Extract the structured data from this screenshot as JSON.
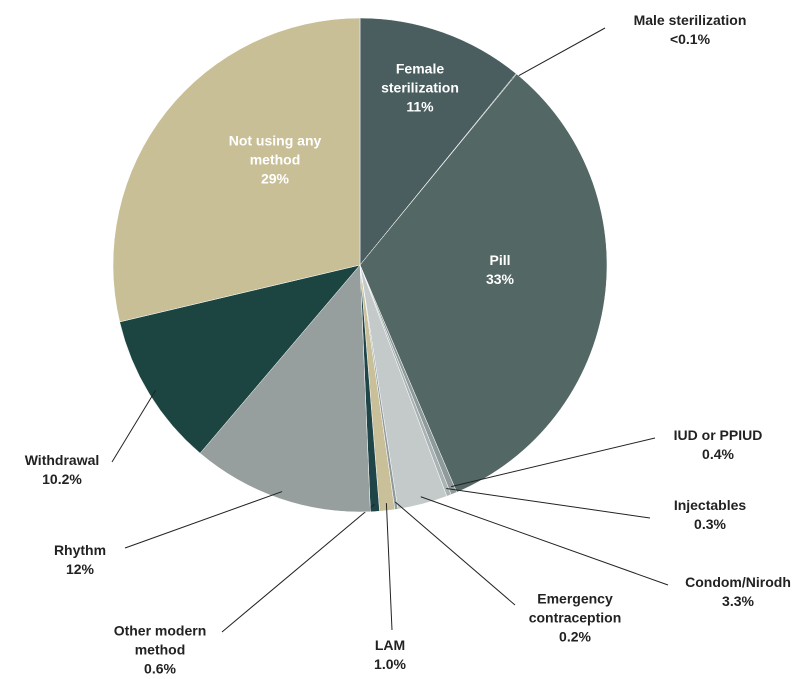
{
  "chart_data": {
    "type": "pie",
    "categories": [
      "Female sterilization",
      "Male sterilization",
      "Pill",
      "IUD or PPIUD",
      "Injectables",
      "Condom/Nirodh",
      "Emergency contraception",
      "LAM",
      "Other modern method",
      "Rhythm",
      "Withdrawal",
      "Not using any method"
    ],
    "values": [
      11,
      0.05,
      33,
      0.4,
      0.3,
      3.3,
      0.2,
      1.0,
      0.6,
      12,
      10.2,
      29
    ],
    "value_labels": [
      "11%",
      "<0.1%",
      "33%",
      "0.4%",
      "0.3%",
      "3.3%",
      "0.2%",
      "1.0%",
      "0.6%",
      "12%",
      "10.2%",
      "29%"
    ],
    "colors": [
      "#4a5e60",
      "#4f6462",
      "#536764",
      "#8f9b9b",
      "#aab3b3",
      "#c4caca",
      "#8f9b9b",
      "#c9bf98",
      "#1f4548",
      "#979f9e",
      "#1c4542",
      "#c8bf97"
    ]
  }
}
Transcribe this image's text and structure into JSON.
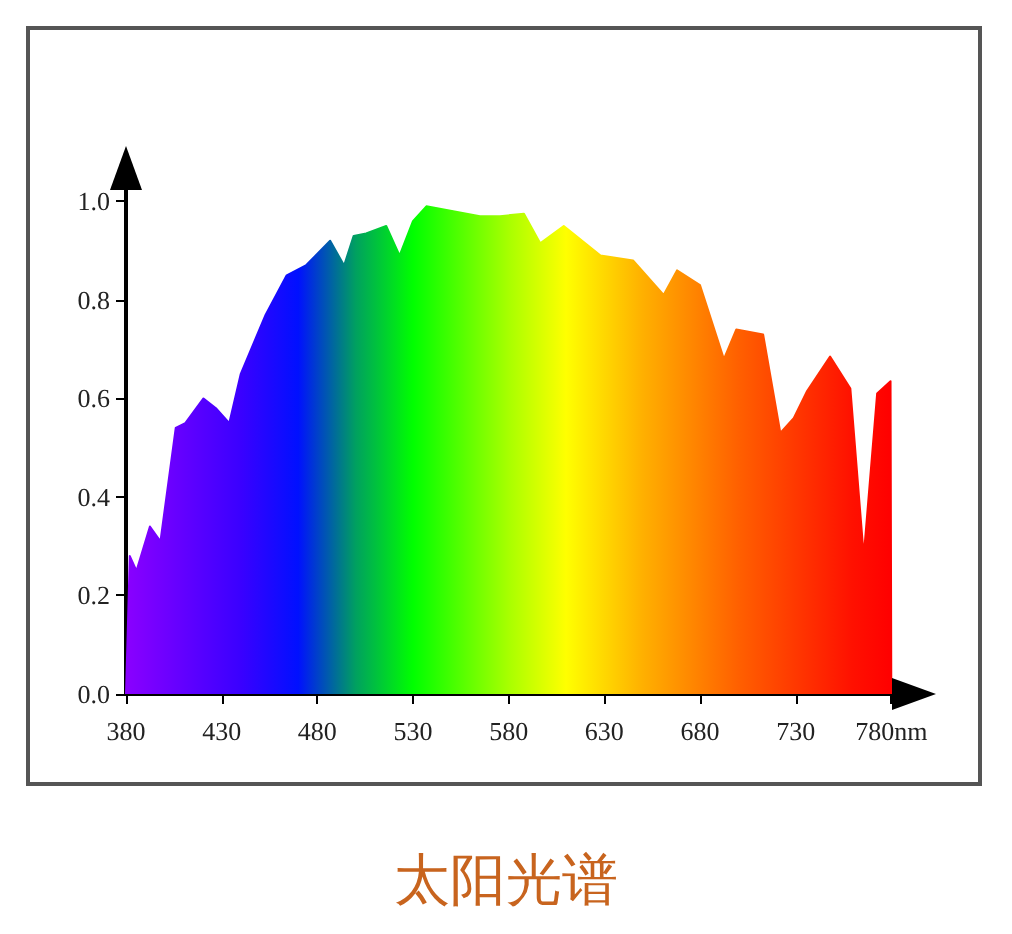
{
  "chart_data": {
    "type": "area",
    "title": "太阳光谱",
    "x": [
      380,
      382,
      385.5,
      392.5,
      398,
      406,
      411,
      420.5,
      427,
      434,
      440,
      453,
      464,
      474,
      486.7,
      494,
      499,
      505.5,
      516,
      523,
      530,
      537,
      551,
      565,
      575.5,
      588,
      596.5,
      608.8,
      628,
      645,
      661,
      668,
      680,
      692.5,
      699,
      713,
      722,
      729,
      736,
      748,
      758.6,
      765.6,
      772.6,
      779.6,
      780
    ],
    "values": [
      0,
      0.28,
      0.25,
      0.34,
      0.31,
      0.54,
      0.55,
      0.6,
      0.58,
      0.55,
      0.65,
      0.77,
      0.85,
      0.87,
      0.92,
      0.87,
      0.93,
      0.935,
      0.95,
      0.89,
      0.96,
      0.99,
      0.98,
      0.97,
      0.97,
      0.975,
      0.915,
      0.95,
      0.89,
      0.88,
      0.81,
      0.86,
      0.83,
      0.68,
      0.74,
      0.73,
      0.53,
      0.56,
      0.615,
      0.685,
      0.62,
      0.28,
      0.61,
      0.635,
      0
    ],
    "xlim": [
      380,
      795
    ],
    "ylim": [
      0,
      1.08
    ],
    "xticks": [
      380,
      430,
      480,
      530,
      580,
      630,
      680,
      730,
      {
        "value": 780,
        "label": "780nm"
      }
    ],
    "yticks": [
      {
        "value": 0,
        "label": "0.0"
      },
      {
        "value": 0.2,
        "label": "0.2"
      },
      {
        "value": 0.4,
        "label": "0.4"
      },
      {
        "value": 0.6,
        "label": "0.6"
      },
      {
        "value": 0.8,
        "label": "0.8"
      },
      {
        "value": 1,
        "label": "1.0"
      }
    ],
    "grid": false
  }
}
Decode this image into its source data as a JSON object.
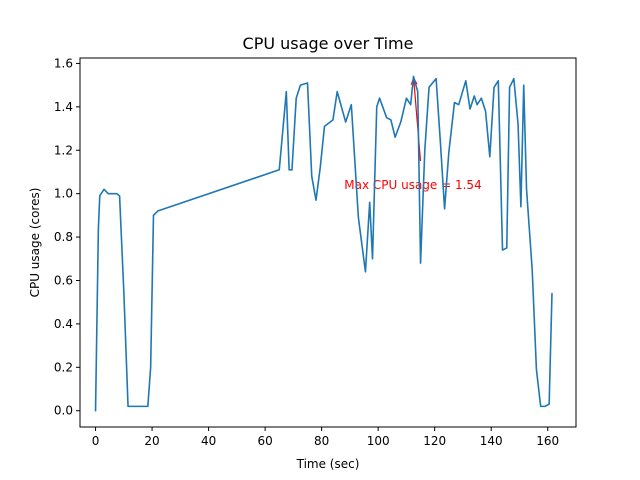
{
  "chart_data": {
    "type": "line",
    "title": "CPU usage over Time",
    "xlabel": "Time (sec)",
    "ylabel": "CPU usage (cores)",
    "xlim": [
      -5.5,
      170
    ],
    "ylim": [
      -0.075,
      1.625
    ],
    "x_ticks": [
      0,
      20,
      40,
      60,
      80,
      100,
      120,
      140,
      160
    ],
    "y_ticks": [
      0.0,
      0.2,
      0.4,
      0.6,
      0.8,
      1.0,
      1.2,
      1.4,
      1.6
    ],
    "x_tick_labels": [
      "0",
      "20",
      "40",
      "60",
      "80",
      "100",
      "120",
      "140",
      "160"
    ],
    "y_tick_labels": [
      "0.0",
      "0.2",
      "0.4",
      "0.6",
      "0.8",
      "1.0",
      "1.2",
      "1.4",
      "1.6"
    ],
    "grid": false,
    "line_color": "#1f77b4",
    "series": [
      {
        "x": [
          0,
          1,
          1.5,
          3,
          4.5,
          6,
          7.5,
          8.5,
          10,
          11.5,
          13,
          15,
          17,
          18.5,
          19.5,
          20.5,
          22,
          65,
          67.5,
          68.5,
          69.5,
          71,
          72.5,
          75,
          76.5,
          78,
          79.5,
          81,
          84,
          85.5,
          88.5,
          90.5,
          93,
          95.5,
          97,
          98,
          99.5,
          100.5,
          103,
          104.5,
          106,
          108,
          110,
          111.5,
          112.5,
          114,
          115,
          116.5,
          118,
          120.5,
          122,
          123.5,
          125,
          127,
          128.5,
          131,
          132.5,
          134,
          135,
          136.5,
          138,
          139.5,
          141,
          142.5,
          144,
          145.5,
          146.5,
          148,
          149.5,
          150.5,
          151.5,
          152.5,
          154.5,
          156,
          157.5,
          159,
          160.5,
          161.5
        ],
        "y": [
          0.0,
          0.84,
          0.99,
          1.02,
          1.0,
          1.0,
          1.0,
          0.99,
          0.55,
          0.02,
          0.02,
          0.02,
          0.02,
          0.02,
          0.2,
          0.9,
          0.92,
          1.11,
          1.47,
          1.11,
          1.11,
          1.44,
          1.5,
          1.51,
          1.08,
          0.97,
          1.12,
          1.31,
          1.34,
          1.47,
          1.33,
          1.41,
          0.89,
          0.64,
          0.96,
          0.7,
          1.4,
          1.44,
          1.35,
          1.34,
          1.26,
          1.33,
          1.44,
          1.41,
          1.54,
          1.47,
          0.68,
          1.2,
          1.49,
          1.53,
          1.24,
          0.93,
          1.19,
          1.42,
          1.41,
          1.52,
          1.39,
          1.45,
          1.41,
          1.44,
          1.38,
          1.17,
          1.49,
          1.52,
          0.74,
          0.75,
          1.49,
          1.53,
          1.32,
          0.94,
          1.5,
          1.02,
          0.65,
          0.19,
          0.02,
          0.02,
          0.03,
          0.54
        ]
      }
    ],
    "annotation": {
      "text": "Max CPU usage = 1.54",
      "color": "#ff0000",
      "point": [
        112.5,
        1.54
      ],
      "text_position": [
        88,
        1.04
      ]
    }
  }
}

# # # # # # #

▶ **GIVEN TASK**:
Give the data again exactly as written, with all pictures left out.

▶ **REPLY TO THE TASK**:
Extract the structured data from this screenshot as JSON.
{
  "chart_data": {
    "type": "pie",
    "categories": [
      "Female sterilization",
      "Male sterilization",
      "Pill",
      "IUD or PPIUD",
      "Injectables",
      "Condom/Nirodh",
      "Emergency contraception",
      "LAM",
      "Other modern method",
      "Rhythm",
      "Withdrawal",
      "Not using any method"
    ],
    "values": [
      11,
      0.05,
      33,
      0.4,
      0.3,
      3.3,
      0.2,
      1.0,
      0.6,
      12,
      10.2,
      29
    ],
    "value_labels": [
      "11%",
      "<0.1%",
      "33%",
      "0.4%",
      "0.3%",
      "3.3%",
      "0.2%",
      "1.0%",
      "0.6%",
      "12%",
      "10.2%",
      "29%"
    ],
    "colors": [
      "#4a5e60",
      "#4f6462",
      "#536764",
      "#8f9b9b",
      "#aab3b3",
      "#c4caca",
      "#8f9b9b",
      "#c9bf98",
      "#1f4548",
      "#979f9e",
      "#1c4542",
      "#c8bf97"
    ]
  }
}
Transcribe this image's text and structure into JSON.
{
  "chart_data": {
    "type": "area",
    "title": "太阳光谱",
    "x": [
      380,
      382,
      385.5,
      392.5,
      398,
      406,
      411,
      420.5,
      427,
      434,
      440,
      453,
      464,
      474,
      486.7,
      494,
      499,
      505.5,
      516,
      523,
      530,
      537,
      551,
      565,
      575.5,
      588,
      596.5,
      608.8,
      628,
      645,
      661,
      668,
      680,
      692.5,
      699,
      713,
      722,
      729,
      736,
      748,
      758.6,
      765.6,
      772.6,
      779.6,
      780
    ],
    "values": [
      0,
      0.28,
      0.25,
      0.34,
      0.31,
      0.54,
      0.55,
      0.6,
      0.58,
      0.55,
      0.65,
      0.77,
      0.85,
      0.87,
      0.92,
      0.87,
      0.93,
      0.935,
      0.95,
      0.89,
      0.96,
      0.99,
      0.98,
      0.97,
      0.97,
      0.975,
      0.915,
      0.95,
      0.89,
      0.88,
      0.81,
      0.86,
      0.83,
      0.68,
      0.74,
      0.73,
      0.53,
      0.56,
      0.615,
      0.685,
      0.62,
      0.28,
      0.61,
      0.635,
      0
    ],
    "xlim": [
      380,
      795
    ],
    "ylim": [
      0,
      1.08
    ],
    "xticks": [
      380,
      430,
      480,
      530,
      580,
      630,
      680,
      730,
      {
        "value": 780,
        "label": "780nm"
      }
    ],
    "yticks": [
      {
        "value": 0,
        "label": "0.0"
      },
      {
        "value": 0.2,
        "label": "0.2"
      },
      {
        "value": 0.4,
        "label": "0.4"
      },
      {
        "value": 0.6,
        "label": "0.6"
      },
      {
        "value": 0.8,
        "label": "0.8"
      },
      {
        "value": 1,
        "label": "1.0"
      }
    ],
    "grid": false
  }
}
Decode this image into its source data as a JSON object.
{
  "chart_data": {
    "type": "line",
    "title": "CPU usage over Time",
    "xlabel": "Time (sec)",
    "ylabel": "CPU usage (cores)",
    "xlim": [
      -5.5,
      170
    ],
    "ylim": [
      -0.075,
      1.625
    ],
    "x_ticks": [
      0,
      20,
      40,
      60,
      80,
      100,
      120,
      140,
      160
    ],
    "y_ticks": [
      0.0,
      0.2,
      0.4,
      0.6,
      0.8,
      1.0,
      1.2,
      1.4,
      1.6
    ],
    "x_tick_labels": [
      "0",
      "20",
      "40",
      "60",
      "80",
      "100",
      "120",
      "140",
      "160"
    ],
    "y_tick_labels": [
      "0.0",
      "0.2",
      "0.4",
      "0.6",
      "0.8",
      "1.0",
      "1.2",
      "1.4",
      "1.6"
    ],
    "grid": false,
    "line_color": "#1f77b4",
    "series": [
      {
        "x": [
          0,
          1,
          1.5,
          3,
          4.5,
          6,
          7.5,
          8.5,
          10,
          11.5,
          13,
          15,
          17,
          18.5,
          19.5,
          20.5,
          22,
          65,
          67.5,
          68.5,
          69.5,
          71,
          72.5,
          75,
          76.5,
          78,
          79.5,
          81,
          84,
          85.5,
          88.5,
          90.5,
          93,
          95.5,
          97,
          98,
          99.5,
          100.5,
          103,
          104.5,
          106,
          108,
          110,
          111.5,
          112.5,
          114,
          115,
          116.5,
          118,
          120.5,
          122,
          123.5,
          125,
          127,
          128.5,
          131,
          132.5,
          134,
          135,
          136.5,
          138,
          139.5,
          141,
          142.5,
          144,
          145.5,
          146.5,
          148,
          149.5,
          150.5,
          151.5,
          152.5,
          154.5,
          156,
          157.5,
          159,
          160.5,
          161.5
        ],
        "y": [
          0.0,
          0.84,
          0.99,
          1.02,
          1.0,
          1.0,
          1.0,
          0.99,
          0.55,
          0.02,
          0.02,
          0.02,
          0.02,
          0.02,
          0.2,
          0.9,
          0.92,
          1.11,
          1.47,
          1.11,
          1.11,
          1.44,
          1.5,
          1.51,
          1.08,
          0.97,
          1.12,
          1.31,
          1.34,
          1.47,
          1.33,
          1.41,
          0.89,
          0.64,
          0.96,
          0.7,
          1.4,
          1.44,
          1.35,
          1.34,
          1.26,
          1.33,
          1.44,
          1.41,
          1.54,
          1.47,
          0.68,
          1.2,
          1.49,
          1.53,
          1.24,
          0.93,
          1.19,
          1.42,
          1.41,
          1.52,
          1.39,
          1.45,
          1.41,
          1.44,
          1.38,
          1.17,
          1.49,
          1.52,
          0.74,
          0.75,
          1.49,
          1.53,
          1.32,
          0.94,
          1.5,
          1.02,
          0.65,
          0.19,
          0.02,
          0.02,
          0.03,
          0.54
        ]
      }
    ],
    "annotation": {
      "text": "Max CPU usage = 1.54",
      "color": "#ff0000",
      "point": [
        112.5,
        1.54
      ],
      "text_position": [
        88,
        1.04
      ]
    }
  }
}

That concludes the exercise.